# SHORT PROBLEM:
Separate out the lines that hold "name".

# TASK INPUT:

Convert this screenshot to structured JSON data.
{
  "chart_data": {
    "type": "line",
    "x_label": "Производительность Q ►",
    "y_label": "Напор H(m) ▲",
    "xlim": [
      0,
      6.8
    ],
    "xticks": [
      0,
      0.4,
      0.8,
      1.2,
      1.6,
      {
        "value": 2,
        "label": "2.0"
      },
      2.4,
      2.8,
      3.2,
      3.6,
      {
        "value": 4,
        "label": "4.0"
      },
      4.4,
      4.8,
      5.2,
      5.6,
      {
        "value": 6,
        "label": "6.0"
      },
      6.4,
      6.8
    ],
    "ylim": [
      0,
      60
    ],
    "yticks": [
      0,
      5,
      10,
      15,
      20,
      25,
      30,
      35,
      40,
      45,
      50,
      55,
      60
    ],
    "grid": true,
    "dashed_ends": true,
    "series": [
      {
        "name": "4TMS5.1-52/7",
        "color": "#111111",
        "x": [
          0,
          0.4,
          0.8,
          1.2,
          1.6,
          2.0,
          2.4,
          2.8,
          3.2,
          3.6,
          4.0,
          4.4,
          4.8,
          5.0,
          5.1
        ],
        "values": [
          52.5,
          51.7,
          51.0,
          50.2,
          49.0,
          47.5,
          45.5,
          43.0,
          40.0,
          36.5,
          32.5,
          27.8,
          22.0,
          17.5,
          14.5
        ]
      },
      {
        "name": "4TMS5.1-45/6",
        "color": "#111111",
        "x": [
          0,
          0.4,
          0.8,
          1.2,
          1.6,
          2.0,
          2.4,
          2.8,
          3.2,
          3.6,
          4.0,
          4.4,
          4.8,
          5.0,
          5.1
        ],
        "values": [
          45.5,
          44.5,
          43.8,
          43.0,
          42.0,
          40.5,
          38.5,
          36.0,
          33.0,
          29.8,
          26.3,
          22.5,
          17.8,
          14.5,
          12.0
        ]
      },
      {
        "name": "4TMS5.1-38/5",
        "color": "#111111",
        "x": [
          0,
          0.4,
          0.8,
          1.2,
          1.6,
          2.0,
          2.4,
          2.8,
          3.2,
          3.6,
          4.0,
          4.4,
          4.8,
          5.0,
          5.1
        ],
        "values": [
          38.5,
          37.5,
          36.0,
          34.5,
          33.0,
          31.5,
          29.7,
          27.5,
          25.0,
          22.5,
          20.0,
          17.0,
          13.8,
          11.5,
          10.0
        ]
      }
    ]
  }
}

# TASK OUTPUT:
        "name": "4TMS5.1-52/7",
        "name": "4TMS5.1-45/6",
        "name": "4TMS5.1-38/5",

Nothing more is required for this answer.